● What you have to do:
Locate the string "vehicle" in the records below. Copy every line where it occurs.

● Exercise material:
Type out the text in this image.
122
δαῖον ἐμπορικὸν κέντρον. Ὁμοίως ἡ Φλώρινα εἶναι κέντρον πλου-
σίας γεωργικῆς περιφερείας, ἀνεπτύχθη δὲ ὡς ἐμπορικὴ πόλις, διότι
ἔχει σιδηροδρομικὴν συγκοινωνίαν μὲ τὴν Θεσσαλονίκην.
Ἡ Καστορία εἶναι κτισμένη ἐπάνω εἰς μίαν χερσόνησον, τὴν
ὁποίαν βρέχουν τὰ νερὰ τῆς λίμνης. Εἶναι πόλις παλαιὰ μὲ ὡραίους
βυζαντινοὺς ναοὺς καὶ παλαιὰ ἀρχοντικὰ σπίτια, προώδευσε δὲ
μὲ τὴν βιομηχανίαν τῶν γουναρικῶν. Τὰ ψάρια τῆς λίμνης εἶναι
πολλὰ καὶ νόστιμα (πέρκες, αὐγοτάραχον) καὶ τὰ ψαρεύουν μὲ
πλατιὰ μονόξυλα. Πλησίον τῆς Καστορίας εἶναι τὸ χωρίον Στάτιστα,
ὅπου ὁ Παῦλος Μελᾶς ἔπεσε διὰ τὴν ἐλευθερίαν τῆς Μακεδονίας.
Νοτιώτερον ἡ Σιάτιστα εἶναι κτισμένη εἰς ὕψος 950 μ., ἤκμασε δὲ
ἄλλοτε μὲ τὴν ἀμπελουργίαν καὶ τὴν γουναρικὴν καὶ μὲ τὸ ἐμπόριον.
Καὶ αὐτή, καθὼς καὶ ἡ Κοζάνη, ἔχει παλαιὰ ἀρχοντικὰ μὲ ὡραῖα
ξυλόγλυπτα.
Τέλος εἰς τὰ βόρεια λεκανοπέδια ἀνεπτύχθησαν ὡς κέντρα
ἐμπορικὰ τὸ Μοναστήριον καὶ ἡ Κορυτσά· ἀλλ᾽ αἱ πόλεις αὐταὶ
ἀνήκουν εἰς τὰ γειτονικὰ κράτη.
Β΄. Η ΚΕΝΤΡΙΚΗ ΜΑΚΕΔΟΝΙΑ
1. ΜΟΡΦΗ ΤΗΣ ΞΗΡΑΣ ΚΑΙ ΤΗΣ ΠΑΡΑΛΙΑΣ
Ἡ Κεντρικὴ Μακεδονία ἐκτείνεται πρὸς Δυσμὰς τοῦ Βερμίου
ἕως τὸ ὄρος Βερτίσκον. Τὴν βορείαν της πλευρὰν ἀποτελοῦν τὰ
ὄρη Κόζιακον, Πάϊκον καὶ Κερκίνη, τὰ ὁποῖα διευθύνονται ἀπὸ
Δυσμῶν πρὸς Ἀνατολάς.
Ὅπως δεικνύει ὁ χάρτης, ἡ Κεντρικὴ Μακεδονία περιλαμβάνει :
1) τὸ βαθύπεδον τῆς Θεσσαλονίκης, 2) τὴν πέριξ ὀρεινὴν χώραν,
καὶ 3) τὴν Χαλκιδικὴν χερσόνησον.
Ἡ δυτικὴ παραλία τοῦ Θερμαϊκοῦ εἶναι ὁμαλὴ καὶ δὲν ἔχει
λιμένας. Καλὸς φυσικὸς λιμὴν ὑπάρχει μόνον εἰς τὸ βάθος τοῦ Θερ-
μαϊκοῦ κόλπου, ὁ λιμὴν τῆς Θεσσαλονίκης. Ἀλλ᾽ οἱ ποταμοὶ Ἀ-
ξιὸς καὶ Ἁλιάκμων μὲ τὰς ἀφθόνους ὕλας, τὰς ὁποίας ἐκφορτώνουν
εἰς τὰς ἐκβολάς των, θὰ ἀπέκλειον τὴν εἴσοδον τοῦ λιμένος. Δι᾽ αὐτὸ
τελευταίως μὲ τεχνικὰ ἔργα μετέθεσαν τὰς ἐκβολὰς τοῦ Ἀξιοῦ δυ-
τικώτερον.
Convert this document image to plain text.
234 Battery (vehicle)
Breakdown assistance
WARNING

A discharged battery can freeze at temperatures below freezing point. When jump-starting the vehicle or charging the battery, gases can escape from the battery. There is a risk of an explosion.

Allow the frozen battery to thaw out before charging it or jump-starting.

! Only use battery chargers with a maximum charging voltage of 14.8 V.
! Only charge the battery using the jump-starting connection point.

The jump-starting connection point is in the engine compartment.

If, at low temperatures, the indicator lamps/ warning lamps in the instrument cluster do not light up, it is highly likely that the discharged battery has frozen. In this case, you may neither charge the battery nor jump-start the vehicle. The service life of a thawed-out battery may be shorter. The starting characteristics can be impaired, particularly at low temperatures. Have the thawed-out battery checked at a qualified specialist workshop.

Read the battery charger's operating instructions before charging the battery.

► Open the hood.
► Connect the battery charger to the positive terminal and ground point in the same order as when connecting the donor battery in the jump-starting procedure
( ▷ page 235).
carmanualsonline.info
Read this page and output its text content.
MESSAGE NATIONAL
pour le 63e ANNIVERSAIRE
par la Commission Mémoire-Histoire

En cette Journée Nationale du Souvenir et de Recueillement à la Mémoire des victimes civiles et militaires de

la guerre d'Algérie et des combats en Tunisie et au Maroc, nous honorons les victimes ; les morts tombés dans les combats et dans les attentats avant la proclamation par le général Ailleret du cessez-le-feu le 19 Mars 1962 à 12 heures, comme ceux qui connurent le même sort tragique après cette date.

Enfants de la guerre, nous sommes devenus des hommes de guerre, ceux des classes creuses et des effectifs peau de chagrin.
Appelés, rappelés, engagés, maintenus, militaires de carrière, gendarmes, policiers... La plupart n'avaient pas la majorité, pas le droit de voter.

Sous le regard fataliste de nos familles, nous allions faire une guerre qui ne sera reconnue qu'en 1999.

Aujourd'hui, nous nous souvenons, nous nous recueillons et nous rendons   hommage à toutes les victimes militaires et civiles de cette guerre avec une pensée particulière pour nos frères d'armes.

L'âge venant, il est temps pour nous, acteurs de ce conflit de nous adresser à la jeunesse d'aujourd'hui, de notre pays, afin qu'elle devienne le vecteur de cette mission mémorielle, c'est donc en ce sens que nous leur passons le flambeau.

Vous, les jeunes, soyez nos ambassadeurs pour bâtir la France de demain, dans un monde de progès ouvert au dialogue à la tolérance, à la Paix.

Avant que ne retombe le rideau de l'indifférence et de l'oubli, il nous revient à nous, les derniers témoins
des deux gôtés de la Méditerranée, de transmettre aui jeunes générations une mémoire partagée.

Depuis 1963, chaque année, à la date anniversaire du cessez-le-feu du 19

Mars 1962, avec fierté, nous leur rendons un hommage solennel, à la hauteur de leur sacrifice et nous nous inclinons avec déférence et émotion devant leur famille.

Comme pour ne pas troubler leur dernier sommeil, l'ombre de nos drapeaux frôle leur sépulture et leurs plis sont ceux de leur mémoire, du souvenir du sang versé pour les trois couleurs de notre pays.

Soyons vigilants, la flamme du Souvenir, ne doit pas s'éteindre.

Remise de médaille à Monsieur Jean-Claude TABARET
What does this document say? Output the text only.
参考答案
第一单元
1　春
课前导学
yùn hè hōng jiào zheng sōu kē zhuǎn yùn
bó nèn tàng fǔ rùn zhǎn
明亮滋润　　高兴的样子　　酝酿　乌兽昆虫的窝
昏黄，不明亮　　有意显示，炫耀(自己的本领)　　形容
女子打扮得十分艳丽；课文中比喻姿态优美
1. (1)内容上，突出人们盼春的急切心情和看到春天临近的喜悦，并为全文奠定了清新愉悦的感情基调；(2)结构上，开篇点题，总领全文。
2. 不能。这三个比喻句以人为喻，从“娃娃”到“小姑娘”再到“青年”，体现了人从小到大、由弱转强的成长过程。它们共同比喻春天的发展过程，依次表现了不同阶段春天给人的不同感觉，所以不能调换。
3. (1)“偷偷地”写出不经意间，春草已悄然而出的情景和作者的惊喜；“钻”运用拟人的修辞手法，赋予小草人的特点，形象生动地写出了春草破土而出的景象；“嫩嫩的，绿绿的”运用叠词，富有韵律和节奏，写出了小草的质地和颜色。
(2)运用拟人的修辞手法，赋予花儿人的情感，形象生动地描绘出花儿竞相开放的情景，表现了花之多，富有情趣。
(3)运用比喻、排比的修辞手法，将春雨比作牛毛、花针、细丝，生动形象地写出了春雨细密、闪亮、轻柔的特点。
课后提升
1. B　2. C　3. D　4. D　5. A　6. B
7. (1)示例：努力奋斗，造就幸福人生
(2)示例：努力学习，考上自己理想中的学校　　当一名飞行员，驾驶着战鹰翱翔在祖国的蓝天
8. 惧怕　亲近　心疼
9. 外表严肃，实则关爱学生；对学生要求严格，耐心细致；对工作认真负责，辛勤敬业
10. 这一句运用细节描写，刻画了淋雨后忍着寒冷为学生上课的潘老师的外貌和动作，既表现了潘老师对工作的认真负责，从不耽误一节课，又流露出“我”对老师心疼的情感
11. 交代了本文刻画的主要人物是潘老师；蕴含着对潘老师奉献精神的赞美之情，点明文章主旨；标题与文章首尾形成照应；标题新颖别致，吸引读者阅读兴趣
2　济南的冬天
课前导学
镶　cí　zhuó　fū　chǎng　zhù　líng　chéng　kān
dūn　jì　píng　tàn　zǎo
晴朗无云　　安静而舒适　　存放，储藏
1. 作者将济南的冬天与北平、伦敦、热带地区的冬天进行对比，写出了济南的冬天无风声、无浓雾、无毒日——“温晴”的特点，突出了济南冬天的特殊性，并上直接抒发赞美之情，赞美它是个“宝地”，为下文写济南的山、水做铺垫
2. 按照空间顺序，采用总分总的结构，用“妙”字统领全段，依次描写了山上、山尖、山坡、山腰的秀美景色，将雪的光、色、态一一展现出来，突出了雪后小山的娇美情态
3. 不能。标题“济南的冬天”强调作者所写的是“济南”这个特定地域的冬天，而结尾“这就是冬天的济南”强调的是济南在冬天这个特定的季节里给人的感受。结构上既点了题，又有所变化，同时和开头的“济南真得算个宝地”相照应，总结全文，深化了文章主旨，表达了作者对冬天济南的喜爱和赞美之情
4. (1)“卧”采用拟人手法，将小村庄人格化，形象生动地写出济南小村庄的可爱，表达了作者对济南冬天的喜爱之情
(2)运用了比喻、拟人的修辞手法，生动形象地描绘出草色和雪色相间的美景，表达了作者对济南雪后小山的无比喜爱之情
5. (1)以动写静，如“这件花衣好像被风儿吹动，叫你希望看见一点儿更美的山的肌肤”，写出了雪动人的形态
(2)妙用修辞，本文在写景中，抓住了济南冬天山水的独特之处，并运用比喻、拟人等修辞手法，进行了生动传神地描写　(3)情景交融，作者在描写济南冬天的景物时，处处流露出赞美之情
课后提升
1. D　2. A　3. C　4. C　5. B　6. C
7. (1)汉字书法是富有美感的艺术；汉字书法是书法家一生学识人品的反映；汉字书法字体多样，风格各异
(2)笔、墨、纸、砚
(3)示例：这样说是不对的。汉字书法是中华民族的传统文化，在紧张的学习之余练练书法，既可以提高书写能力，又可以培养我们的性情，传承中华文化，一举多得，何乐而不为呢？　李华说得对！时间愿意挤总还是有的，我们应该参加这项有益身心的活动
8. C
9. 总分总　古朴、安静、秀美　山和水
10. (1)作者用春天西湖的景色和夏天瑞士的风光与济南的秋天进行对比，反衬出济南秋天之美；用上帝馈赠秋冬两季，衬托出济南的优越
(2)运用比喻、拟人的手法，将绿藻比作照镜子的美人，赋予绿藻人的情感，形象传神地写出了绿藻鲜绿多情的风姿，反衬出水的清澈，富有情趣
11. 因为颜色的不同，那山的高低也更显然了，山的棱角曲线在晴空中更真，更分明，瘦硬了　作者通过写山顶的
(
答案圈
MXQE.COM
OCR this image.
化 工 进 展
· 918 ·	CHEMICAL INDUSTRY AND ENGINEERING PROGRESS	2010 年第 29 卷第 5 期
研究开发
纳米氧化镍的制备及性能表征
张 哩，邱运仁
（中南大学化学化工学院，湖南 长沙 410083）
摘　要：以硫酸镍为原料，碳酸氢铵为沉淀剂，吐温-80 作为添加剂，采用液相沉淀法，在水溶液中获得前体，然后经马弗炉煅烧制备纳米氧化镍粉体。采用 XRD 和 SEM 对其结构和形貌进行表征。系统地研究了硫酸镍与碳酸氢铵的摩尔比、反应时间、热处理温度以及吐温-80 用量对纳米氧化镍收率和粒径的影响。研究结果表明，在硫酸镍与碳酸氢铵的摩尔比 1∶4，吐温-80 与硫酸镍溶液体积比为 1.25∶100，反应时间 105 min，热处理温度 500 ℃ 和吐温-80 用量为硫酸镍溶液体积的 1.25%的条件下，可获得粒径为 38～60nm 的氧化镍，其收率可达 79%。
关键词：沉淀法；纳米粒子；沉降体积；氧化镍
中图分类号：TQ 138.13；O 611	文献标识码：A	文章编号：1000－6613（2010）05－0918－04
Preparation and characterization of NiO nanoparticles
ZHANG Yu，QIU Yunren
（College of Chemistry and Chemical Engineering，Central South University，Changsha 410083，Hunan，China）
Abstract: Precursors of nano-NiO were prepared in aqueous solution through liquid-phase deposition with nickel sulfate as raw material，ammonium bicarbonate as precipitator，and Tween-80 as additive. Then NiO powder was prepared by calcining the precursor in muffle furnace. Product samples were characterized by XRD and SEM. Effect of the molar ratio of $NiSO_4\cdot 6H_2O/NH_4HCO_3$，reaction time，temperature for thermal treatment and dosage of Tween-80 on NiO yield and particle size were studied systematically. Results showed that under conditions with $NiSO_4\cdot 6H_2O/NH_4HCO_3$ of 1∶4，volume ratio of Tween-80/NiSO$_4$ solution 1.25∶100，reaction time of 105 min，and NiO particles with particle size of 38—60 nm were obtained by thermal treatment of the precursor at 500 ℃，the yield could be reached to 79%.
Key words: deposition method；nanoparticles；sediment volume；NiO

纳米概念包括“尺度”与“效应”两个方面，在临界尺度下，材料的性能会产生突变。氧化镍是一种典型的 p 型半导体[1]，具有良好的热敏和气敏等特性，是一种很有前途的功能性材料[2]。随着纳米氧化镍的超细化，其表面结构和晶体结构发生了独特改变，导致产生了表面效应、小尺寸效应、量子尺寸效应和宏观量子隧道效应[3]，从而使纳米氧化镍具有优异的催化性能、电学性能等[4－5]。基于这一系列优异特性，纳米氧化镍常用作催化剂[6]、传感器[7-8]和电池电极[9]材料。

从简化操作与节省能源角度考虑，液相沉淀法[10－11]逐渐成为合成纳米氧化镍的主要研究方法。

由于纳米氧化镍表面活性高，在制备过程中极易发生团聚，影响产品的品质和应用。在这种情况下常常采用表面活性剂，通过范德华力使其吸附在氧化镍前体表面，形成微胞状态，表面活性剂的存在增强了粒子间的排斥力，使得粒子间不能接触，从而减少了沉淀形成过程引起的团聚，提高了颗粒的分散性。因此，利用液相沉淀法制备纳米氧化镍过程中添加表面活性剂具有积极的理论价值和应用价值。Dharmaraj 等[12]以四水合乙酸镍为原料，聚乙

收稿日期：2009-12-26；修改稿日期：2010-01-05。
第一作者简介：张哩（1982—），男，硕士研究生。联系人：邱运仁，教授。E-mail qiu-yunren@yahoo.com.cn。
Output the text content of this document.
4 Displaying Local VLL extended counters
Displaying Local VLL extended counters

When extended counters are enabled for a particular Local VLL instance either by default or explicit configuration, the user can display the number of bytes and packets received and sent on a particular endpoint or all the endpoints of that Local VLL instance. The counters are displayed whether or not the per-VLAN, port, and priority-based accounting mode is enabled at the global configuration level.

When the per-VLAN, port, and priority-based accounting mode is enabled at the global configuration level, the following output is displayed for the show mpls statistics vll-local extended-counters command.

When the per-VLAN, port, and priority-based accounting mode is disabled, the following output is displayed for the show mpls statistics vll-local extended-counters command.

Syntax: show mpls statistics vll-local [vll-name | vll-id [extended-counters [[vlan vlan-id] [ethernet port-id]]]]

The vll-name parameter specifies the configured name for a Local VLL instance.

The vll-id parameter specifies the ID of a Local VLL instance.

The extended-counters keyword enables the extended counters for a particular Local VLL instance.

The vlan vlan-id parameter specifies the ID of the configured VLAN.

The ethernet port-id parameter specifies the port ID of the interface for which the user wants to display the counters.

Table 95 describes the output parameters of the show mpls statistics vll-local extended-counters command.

● The reply:
234 Battery (vehicle)
A discharged battery can freeze at temperatures below freezing point. When jump-starting the vehicle or charging the battery, gases can escape from the battery. There is a risk of an explosion.
If, at low temperatures, the indicator lamps/ warning lamps in the instrument cluster do not light up, it is highly likely that the discharged battery has frozen. In this case, you may neither charge the battery nor jump-start the vehicle. The service life of a thawed-out battery may be shorter. The starting characteristics can be impaired, particularly at low temperatures. Have the thawed-out battery checked at a qualified specialist workshop.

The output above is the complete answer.